● Work to be completed: Give a verbatim quotation of every record.
Start
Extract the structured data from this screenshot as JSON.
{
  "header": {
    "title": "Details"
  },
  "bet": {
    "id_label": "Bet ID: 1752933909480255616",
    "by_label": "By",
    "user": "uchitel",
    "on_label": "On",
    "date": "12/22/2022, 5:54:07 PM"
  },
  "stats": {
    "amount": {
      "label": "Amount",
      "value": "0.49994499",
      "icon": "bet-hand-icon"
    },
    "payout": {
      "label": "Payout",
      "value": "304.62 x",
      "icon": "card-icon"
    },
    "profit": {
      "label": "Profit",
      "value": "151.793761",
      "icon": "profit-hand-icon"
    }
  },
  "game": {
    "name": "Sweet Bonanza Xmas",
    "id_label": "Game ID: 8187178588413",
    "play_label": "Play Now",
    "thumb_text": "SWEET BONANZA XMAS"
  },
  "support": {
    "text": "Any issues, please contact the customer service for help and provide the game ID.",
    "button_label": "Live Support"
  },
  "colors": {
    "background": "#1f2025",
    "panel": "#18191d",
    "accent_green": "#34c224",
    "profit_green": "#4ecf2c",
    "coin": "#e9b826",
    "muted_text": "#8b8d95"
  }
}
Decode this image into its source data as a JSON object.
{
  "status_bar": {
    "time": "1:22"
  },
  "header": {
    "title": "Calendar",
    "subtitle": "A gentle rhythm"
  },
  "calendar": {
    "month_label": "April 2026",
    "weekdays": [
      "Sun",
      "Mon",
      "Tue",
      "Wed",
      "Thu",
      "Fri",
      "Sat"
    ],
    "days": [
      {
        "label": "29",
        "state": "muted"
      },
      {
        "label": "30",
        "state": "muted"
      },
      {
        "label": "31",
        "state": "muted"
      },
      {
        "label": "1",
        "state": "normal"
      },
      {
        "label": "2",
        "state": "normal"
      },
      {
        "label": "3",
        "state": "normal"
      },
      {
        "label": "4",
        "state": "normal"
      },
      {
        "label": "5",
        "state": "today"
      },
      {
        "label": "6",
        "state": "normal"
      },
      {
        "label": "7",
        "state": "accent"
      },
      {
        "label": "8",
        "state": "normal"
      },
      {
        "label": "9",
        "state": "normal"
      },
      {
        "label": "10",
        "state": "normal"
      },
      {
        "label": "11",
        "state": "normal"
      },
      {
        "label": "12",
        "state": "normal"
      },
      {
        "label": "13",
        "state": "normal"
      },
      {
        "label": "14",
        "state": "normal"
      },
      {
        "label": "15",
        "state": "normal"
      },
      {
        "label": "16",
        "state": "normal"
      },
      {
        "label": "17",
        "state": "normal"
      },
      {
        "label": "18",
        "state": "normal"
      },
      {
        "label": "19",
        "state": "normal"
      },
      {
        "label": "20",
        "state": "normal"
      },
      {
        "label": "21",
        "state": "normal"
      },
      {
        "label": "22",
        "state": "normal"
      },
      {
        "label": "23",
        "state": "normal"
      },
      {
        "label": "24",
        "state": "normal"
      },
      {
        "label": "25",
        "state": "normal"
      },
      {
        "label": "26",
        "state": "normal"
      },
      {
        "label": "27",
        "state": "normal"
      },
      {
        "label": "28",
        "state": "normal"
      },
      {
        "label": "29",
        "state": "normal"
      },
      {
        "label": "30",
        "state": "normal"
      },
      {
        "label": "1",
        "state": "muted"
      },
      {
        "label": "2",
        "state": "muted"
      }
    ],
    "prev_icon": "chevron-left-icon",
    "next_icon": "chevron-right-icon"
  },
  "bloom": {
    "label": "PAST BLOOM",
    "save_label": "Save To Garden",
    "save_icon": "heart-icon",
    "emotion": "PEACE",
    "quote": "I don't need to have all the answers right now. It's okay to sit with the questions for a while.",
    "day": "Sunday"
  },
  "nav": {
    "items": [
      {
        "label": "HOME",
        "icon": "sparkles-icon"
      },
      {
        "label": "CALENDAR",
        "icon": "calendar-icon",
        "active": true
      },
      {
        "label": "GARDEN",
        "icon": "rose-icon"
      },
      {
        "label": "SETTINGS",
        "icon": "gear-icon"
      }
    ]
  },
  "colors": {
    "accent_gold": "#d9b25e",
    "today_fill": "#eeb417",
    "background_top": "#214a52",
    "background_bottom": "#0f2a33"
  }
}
End
● Answer below:
Extract the structured data from this screenshot as JSON.
{
  "header": {
    "title": "Details"
  },
  "bet": {
    "id_label": "Bet ID: 1752933909480255616",
    "by_label": "By",
    "user": "uchitel",
    "on_label": "On",
    "date": "12/22/2022, 5:54:07 PM"
  },
  "stats": {
    "amount": {
      "label": "Amount",
      "value": "0.49994499",
      "icon": "bet-hand-icon"
    },
    "payout": {
      "label": "Payout",
      "value": "304.62 x",
      "icon": "card-icon"
    },
    "profit": {
      "label": "Profit",
      "value": "151.793761",
      "icon": "profit-hand-icon"
    }
  },
  "game": {
    "name": "Sweet Bonanza Xmas",
    "id_label": "Game ID: 8187178588413",
    "play_label": "Play Now",
    "thumb_text": "SWEET BONANZA XMAS"
  },
  "support": {
    "text": "Any issues, please contact the customer service for help and provide the game ID.",
    "button_label": "Live Support"
  },
  "colors": {
    "background": "#1f2025",
    "panel": "#18191d",
    "accent_green": "#34c224",
    "profit_green": "#4ecf2c",
    "coin": "#e9b826",
    "muted_text": "#8b8d95"
  }
}
Decode this image into its source data as a JSON object.
{
  "status_bar": {
    "time": "1:22"
  },
  "header": {
    "title": "Calendar",
    "subtitle": "A gentle rhythm"
  },
  "calendar": {
    "month_label": "April 2026",
    "weekdays": [
      "Sun",
      "Mon",
      "Tue",
      "Wed",
      "Thu",
      "Fri",
      "Sat"
    ],
    "days": [
      {
        "label": "29",
        "state": "muted"
      },
      {
        "label": "30",
        "state": "muted"
      },
      {
        "label": "31",
        "state": "muted"
      },
      {
        "label": "1",
        "state": "normal"
      },
      {
        "label": "2",
        "state": "normal"
      },
      {
        "label": "3",
        "state": "normal"
      },
      {
        "label": "4",
        "state": "normal"
      },
      {
        "label": "5",
        "state": "today"
      },
      {
        "label": "6",
        "state": "normal"
      },
      {
        "label": "7",
        "state": "accent"
      },
      {
        "label": "8",
        "state": "normal"
      },
      {
        "label": "9",
        "state": "normal"
      },
      {
        "label": "10",
        "state": "normal"
      },
      {
        "label": "11",
        "state": "normal"
      },
      {
        "label": "12",
        "state": "normal"
      },
      {
        "label": "13",
        "state": "normal"
      },
      {
        "label": "14",
        "state": "normal"
      },
      {
        "label": "15",
        "state": "normal"
      },
      {
        "label": "16",
        "state": "normal"
      },
      {
        "label": "17",
        "state": "normal"
      },
      {
        "label": "18",
        "state": "normal"
      },
      {
        "label": "19",
        "state": "normal"
      },
      {
        "label": "20",
        "state": "normal"
      },
      {
        "label": "21",
        "state": "normal"
      },
      {
        "label": "22",
        "state": "normal"
      },
      {
        "label": "23",
        "state": "normal"
      },
      {
        "label": "24",
        "state": "normal"
      },
      {
        "label": "25",
        "state": "normal"
      },
      {
        "label": "26",
        "state": "normal"
      },
      {
        "label": "27",
        "state": "normal"
      },
      {
        "label": "28",
        "state": "normal"
      },
      {
        "label": "29",
        "state": "normal"
      },
      {
        "label": "30",
        "state": "normal"
      },
      {
        "label": "1",
        "state": "muted"
      },
      {
        "label": "2",
        "state": "muted"
      }
    ],
    "prev_icon": "chevron-left-icon",
    "next_icon": "chevron-right-icon"
  },
  "bloom": {
    "label": "PAST BLOOM",
    "save_label": "Save To Garden",
    "save_icon": "heart-icon",
    "emotion": "PEACE",
    "quote": "I don't need to have all the answers right now. It's okay to sit with the questions for a while.",
    "day": "Sunday"
  },
  "nav": {
    "items": [
      {
        "label": "HOME",
        "icon": "sparkles-icon"
      },
      {
        "label": "CALENDAR",
        "icon": "calendar-icon",
        "active": true
      },
      {
        "label": "GARDEN",
        "icon": "rose-icon"
      },
      {
        "label": "SETTINGS",
        "icon": "gear-icon"
      }
    ]
  },
  "colors": {
    "accent_gold": "#d9b25e",
    "today_fill": "#eeb417",
    "background_top": "#214a52",
    "background_bottom": "#0f2a33"
  }
}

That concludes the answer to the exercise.